WHAT YOU ARE ASKED TO DO - Pick out all lines in the listing holding the string "Enumerate" and copy them.

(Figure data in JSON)
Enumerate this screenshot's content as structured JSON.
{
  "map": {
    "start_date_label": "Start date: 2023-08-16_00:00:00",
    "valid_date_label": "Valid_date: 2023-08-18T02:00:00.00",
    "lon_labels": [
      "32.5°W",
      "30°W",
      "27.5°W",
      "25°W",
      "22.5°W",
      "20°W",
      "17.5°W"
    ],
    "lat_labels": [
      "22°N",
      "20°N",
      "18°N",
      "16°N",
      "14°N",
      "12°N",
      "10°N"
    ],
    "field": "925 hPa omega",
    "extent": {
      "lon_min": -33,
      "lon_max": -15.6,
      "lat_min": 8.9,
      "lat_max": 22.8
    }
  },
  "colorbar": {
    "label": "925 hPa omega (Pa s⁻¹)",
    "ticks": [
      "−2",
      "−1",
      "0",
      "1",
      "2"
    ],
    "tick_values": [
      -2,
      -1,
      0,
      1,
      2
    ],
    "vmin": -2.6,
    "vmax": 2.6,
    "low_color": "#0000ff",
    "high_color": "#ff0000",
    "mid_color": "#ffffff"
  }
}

--

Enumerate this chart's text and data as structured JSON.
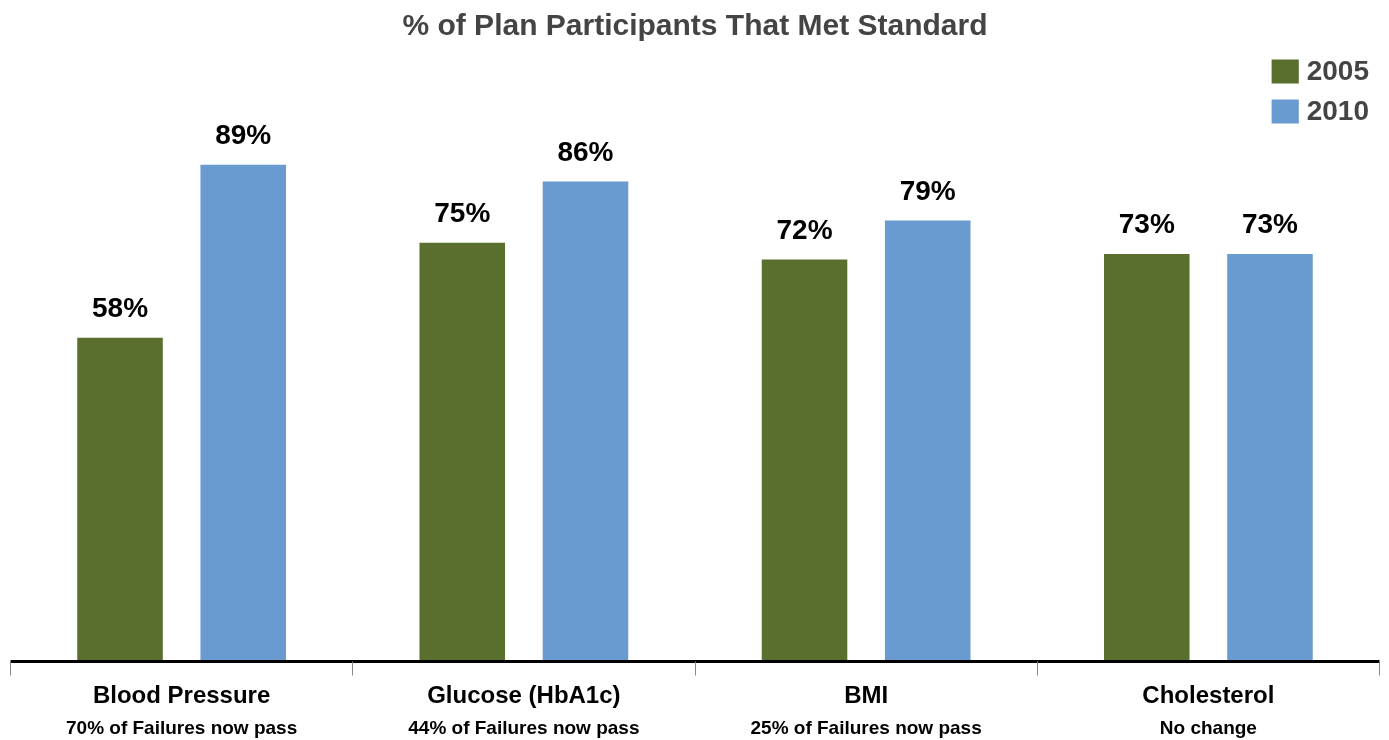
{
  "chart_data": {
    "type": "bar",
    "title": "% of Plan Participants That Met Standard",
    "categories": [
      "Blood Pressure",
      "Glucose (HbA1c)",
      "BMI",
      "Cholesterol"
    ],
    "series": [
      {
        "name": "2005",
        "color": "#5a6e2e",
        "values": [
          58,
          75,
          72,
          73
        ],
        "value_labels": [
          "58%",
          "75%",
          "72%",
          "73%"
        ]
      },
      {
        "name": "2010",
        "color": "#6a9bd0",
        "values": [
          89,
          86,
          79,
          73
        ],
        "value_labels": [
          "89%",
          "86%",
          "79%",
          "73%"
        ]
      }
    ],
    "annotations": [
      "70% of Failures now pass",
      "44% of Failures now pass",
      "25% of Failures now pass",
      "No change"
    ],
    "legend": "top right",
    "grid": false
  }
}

* * *

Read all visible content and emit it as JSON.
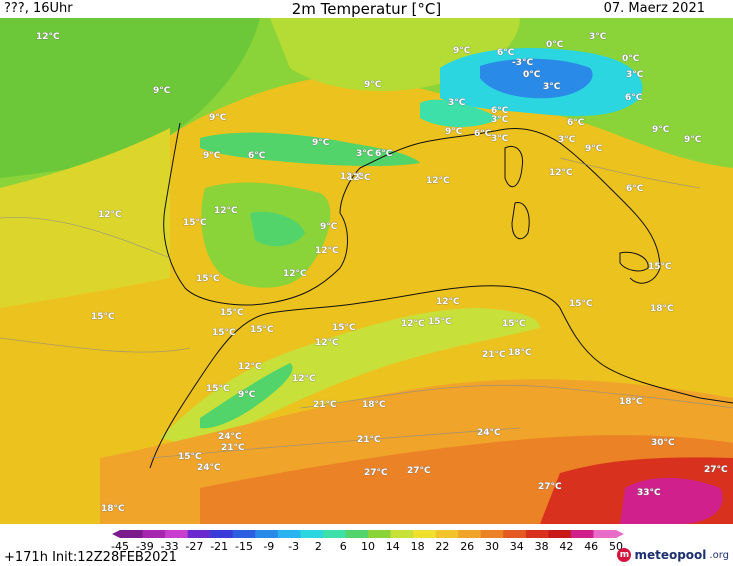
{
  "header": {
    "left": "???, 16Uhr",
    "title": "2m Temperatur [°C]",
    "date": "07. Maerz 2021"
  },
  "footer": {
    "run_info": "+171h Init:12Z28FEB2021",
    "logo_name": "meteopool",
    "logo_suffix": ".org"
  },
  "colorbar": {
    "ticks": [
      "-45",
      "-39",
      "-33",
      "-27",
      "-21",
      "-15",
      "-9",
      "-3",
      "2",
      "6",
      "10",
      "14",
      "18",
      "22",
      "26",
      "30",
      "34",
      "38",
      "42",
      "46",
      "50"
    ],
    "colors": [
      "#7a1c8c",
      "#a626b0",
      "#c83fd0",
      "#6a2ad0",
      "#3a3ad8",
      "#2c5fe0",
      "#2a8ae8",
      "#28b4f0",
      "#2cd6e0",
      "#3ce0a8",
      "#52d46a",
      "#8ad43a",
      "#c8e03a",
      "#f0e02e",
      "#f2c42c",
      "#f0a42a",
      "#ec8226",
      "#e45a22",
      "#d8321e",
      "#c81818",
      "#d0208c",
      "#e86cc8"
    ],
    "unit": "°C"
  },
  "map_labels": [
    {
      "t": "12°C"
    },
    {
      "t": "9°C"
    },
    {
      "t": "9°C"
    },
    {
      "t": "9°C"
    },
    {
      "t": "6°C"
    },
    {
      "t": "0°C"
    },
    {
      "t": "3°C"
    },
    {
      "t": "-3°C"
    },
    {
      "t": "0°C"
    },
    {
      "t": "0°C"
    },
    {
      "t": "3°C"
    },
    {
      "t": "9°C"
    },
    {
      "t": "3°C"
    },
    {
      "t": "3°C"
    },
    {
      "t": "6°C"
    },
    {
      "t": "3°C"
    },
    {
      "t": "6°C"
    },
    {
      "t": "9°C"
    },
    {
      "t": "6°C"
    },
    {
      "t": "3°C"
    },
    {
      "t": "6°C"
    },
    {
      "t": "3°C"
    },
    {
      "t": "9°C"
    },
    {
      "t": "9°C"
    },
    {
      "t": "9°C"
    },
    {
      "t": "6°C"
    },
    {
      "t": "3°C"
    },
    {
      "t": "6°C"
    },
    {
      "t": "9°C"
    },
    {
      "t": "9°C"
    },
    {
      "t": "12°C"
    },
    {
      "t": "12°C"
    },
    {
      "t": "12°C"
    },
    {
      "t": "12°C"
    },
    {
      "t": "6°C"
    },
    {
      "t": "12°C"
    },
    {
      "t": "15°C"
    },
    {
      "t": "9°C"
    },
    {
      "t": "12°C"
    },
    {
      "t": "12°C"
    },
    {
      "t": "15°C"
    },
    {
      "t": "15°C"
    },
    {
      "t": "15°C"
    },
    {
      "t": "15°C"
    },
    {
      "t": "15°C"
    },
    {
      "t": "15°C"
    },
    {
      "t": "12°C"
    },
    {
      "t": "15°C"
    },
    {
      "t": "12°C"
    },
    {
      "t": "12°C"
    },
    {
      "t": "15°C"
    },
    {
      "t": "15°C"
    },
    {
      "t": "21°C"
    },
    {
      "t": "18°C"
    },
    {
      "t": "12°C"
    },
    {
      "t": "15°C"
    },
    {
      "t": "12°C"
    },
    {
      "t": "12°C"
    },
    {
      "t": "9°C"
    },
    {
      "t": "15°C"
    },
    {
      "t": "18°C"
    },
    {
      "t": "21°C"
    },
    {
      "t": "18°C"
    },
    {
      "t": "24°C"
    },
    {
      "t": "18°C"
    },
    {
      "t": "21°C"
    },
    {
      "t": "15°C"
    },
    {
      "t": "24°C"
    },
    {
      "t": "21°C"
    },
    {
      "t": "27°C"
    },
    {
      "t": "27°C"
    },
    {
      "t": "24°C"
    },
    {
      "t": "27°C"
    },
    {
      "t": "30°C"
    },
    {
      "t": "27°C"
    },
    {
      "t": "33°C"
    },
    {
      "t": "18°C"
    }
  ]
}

CORRECT ANSWER -
Enumerate this screenshot's content as structured JSON.
Enumerate this chart's text and data as structured JSON.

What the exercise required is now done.